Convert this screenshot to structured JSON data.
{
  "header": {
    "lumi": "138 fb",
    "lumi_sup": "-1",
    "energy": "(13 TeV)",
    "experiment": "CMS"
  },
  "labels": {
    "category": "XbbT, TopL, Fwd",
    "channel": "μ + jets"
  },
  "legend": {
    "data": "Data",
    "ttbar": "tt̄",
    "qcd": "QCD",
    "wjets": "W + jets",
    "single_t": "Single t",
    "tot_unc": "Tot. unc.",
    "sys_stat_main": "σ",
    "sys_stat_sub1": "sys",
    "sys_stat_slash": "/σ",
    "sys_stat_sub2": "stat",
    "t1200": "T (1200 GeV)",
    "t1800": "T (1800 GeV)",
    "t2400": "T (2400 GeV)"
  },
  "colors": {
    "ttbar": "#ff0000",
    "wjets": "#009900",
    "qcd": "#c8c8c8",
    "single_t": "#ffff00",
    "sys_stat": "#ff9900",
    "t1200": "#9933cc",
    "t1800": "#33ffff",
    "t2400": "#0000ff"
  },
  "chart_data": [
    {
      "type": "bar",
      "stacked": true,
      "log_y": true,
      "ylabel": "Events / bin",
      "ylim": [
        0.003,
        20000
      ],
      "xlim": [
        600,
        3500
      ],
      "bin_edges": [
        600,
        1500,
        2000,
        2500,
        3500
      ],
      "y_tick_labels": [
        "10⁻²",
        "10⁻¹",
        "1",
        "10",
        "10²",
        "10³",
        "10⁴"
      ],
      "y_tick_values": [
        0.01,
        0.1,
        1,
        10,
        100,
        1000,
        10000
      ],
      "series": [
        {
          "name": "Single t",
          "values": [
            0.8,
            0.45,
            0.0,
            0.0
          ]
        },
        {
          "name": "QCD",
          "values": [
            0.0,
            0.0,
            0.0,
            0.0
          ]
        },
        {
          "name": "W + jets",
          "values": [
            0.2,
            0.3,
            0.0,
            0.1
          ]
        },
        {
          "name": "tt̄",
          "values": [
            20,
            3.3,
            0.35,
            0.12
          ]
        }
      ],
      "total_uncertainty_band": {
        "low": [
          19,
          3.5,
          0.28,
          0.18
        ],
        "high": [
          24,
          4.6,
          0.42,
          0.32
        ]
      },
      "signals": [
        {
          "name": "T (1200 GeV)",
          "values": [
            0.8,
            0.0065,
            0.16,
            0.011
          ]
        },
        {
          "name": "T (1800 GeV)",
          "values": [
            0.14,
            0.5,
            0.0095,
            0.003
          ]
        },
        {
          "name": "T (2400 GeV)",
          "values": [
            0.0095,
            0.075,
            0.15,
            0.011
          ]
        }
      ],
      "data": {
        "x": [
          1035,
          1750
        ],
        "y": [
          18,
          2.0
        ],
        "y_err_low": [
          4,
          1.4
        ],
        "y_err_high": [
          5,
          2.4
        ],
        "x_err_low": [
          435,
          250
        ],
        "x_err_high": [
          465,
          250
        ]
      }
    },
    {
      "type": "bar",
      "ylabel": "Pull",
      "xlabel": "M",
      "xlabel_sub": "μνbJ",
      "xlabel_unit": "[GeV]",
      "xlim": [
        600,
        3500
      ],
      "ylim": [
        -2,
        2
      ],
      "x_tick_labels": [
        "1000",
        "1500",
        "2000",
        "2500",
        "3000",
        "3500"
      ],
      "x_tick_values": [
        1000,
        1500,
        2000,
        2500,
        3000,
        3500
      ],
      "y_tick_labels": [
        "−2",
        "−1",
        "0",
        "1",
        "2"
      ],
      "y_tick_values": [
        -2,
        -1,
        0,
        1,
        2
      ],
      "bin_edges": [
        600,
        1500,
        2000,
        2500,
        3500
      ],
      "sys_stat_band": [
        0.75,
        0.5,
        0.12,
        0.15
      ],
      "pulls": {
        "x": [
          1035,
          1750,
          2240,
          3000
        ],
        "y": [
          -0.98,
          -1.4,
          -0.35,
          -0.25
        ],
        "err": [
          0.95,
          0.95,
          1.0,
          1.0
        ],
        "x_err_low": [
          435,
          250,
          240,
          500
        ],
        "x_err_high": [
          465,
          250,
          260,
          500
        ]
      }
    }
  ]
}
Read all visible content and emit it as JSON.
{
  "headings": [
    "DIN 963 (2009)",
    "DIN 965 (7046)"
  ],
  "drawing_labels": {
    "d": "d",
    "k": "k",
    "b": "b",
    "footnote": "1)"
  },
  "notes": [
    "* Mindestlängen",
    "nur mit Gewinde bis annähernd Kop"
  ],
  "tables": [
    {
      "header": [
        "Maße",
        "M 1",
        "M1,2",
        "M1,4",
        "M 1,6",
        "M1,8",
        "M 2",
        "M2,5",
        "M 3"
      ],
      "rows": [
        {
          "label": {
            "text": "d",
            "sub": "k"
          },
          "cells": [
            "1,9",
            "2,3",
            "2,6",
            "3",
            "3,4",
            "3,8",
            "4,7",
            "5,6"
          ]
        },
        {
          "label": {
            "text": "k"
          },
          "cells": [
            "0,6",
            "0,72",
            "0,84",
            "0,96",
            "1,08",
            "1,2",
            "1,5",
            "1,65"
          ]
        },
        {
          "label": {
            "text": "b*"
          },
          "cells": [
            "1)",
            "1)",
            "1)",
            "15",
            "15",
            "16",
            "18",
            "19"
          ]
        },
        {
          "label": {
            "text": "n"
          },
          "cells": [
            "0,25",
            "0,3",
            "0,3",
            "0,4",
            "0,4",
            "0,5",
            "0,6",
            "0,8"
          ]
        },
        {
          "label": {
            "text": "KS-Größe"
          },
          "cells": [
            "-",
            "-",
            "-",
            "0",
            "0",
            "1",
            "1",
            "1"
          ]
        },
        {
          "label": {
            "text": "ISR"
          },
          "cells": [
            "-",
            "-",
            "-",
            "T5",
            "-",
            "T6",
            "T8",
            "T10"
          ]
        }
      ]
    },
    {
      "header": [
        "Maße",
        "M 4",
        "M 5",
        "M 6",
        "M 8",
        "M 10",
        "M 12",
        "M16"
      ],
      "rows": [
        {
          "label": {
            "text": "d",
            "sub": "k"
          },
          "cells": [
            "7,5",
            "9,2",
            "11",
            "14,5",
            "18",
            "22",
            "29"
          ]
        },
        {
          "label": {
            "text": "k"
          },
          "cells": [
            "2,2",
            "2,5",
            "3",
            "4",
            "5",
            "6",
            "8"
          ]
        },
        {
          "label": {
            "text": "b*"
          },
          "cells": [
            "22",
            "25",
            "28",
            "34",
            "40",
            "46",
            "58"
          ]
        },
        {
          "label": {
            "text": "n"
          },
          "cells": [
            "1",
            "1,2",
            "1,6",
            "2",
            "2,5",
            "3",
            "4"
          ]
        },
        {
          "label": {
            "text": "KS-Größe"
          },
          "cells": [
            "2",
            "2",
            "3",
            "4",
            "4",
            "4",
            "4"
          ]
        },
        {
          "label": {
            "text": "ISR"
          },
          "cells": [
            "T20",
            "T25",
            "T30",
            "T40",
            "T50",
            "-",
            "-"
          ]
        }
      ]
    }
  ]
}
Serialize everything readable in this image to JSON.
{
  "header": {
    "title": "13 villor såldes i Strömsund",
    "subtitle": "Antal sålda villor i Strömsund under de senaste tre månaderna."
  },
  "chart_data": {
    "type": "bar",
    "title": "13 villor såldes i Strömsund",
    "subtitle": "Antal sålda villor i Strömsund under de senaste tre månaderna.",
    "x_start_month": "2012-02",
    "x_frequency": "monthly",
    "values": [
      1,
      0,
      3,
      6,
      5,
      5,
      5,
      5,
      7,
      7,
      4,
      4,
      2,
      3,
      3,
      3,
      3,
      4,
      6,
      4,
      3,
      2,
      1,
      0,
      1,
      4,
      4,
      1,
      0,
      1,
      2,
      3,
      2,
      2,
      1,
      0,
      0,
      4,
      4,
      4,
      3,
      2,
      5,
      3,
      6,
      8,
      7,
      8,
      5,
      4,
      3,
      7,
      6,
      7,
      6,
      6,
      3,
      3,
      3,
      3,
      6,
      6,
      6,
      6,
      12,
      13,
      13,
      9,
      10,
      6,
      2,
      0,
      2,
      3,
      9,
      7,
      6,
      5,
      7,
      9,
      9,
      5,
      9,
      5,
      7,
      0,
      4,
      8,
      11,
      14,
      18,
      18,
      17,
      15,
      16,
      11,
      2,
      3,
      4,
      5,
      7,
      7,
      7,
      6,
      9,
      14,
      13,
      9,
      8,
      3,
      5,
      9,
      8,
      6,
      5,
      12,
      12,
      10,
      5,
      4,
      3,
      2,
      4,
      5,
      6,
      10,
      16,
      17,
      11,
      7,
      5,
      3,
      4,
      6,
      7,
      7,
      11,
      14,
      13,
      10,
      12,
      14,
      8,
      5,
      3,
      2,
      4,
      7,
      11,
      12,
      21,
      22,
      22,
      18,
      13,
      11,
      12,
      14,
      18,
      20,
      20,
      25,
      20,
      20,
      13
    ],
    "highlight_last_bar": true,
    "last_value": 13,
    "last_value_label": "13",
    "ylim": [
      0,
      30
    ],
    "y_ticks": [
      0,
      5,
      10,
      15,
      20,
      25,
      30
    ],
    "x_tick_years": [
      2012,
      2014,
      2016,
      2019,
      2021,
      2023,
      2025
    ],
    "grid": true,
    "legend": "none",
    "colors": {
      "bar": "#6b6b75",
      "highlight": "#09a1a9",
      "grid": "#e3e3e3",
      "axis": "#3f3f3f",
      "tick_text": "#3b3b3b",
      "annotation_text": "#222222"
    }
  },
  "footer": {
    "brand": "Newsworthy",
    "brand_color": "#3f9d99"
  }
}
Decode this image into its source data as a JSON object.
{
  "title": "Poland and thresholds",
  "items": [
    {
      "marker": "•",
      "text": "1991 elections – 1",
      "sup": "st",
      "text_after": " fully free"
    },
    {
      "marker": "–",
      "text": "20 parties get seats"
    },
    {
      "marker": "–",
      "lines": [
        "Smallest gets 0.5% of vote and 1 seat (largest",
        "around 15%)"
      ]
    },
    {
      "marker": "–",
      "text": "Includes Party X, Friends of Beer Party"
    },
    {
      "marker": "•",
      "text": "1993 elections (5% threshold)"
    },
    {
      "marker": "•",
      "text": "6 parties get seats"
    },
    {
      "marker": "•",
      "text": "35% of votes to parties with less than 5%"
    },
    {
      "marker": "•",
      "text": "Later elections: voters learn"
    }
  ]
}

──────

_Objective_
Copy exactly the lines of the listing above, beginning at the line with "Decode this image" and ending at its final line; write out nothing else.

_Exercise result_
Decode this image into its source data as a JSON object.
{
  "title": "Poland and thresholds",
  "items": [
    {
      "marker": "•",
      "text": "1991 elections – 1",
      "sup": "st",
      "text_after": " fully free"
    },
    {
      "marker": "–",
      "text": "20 parties get seats"
    },
    {
      "marker": "–",
      "lines": [
        "Smallest gets 0.5% of vote and 1 seat (largest",
        "around 15%)"
      ]
    },
    {
      "marker": "–",
      "text": "Includes Party X, Friends of Beer Party"
    },
    {
      "marker": "•",
      "text": "1993 elections (5% threshold)"
    },
    {
      "marker": "•",
      "text": "6 parties get seats"
    },
    {
      "marker": "•",
      "text": "35% of votes to parties with less than 5%"
    },
    {
      "marker": "•",
      "text": "Later elections: voters learn"
    }
  ]
}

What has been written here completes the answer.